___ Extracted entries ___

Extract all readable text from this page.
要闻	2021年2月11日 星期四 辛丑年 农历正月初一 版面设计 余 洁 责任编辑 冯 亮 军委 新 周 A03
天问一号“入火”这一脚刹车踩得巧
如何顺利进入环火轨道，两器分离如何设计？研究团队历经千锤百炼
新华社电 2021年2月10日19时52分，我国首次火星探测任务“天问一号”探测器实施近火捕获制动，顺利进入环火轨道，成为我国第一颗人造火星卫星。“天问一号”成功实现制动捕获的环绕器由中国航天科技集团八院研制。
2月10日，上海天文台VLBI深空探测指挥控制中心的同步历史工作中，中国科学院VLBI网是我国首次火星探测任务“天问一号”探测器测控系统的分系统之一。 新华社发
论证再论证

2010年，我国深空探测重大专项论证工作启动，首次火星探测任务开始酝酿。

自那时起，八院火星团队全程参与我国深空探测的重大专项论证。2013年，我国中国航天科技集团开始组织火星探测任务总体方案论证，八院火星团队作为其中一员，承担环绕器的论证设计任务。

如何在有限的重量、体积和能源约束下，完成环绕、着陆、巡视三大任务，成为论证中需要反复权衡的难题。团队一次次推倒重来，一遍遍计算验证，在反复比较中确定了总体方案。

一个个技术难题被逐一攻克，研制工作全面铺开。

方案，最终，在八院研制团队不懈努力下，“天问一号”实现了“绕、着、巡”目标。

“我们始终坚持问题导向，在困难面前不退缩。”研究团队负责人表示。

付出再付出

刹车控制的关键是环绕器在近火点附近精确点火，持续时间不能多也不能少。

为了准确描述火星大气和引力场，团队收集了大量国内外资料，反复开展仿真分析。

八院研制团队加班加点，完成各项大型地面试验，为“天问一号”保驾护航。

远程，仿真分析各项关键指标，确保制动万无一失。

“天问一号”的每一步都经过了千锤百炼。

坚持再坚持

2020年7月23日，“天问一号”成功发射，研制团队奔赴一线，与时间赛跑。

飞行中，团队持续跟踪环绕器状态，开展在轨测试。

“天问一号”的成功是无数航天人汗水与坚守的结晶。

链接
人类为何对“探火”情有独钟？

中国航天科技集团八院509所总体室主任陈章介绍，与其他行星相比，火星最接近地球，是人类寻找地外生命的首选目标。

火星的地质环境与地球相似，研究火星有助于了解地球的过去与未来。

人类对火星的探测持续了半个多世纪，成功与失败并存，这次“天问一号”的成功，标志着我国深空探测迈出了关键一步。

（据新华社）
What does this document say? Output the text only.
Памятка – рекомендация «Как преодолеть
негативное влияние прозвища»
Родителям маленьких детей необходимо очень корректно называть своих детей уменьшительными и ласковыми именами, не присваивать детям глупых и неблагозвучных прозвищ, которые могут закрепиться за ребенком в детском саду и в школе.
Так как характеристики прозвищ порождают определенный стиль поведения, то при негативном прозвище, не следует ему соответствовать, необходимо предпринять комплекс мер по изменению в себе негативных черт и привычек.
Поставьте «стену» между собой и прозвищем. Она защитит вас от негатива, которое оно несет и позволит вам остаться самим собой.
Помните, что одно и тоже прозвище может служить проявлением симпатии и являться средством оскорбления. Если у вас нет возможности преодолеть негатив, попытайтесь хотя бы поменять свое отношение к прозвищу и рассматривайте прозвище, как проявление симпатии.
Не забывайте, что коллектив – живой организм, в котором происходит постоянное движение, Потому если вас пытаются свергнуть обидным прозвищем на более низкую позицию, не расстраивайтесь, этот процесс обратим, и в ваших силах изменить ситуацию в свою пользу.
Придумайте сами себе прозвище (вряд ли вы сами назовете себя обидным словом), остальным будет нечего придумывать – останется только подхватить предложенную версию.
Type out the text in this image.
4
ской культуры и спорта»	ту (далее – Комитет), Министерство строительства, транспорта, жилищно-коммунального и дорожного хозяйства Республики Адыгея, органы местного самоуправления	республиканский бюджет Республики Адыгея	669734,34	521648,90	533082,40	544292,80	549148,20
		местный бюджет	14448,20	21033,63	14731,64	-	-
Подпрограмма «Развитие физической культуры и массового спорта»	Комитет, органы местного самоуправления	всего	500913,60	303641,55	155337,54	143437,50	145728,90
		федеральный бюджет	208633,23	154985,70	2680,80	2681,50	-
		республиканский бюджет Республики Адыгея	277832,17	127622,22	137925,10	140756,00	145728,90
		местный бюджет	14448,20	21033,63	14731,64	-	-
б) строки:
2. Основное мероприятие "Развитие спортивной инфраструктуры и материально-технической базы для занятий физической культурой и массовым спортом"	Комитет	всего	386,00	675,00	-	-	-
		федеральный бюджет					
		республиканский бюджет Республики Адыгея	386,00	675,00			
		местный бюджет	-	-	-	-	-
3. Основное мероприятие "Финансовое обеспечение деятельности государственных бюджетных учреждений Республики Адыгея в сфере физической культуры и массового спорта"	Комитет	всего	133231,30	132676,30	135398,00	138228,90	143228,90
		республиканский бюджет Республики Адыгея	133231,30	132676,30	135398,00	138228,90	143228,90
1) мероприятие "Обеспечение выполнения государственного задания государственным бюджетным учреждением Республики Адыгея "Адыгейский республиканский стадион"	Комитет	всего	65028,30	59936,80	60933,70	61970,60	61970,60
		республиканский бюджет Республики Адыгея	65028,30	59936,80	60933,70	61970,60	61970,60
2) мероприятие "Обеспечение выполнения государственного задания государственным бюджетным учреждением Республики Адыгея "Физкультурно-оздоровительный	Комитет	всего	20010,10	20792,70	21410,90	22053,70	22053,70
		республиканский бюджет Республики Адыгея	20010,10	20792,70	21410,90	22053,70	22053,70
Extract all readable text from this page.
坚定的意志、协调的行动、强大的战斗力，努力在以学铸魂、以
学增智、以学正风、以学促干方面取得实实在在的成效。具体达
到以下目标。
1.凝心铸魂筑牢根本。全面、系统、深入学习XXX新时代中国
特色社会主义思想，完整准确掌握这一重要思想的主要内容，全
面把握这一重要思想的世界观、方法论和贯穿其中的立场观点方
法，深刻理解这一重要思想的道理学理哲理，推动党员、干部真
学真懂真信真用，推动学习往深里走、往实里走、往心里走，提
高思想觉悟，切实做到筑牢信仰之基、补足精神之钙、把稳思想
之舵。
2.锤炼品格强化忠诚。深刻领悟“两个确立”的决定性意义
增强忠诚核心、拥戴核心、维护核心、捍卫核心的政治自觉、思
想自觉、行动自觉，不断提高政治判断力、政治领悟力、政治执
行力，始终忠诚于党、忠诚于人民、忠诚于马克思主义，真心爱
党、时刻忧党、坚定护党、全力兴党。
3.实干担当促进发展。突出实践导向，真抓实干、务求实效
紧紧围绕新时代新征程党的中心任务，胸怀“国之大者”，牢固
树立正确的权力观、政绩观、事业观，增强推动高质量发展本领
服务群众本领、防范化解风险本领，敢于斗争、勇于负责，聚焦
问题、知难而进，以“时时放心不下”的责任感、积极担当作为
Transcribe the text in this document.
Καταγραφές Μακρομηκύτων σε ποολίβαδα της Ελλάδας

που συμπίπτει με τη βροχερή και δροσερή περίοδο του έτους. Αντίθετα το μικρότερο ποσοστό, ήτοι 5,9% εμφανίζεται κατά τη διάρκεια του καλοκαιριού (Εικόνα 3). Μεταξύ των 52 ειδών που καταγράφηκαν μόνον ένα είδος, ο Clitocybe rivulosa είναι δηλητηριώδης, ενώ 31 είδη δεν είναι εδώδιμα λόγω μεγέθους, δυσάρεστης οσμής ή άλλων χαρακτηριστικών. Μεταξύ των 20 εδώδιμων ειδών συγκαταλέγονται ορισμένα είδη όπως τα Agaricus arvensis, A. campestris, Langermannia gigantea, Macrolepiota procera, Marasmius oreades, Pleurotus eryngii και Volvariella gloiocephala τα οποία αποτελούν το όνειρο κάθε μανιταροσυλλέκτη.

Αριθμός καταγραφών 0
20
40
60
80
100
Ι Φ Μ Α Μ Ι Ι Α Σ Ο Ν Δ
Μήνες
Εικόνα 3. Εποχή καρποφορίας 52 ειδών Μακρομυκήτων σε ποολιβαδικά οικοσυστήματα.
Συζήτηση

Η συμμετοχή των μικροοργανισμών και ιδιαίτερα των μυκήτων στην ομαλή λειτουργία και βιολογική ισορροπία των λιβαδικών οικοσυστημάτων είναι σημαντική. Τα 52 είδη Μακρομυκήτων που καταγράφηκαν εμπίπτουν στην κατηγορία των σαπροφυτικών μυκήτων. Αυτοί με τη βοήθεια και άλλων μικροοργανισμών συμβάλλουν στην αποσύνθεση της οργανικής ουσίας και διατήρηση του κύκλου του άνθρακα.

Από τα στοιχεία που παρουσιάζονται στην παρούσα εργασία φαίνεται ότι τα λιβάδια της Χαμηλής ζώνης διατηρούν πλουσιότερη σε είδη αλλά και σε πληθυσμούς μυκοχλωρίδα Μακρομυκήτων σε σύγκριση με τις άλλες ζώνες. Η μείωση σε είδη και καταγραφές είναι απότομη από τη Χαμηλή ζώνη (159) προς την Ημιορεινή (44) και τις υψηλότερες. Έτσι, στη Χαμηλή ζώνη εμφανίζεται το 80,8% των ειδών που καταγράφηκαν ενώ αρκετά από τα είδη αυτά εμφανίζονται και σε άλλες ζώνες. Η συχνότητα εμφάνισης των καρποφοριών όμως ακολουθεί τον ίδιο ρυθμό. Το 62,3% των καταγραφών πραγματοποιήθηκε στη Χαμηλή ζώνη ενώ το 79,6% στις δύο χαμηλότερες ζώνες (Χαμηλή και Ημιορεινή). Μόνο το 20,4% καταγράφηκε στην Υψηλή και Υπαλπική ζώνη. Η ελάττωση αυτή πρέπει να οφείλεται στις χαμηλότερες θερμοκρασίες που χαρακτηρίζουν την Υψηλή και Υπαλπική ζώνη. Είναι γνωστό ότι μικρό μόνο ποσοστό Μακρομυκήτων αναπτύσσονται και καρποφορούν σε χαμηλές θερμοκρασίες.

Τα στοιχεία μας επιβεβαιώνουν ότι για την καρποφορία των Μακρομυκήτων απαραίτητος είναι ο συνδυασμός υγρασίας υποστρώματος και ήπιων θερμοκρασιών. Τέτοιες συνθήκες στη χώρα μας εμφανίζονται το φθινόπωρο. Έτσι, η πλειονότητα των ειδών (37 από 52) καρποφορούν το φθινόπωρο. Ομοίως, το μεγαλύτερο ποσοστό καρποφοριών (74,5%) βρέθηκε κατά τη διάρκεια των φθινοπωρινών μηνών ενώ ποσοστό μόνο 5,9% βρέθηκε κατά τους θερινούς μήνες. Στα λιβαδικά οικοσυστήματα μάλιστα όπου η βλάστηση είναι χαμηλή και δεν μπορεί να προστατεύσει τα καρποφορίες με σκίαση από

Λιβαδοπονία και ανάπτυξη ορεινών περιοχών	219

___

#### Requirement
What is the number of lines above that contain "document"? Answer with that number only.

#### Solution to the problem
2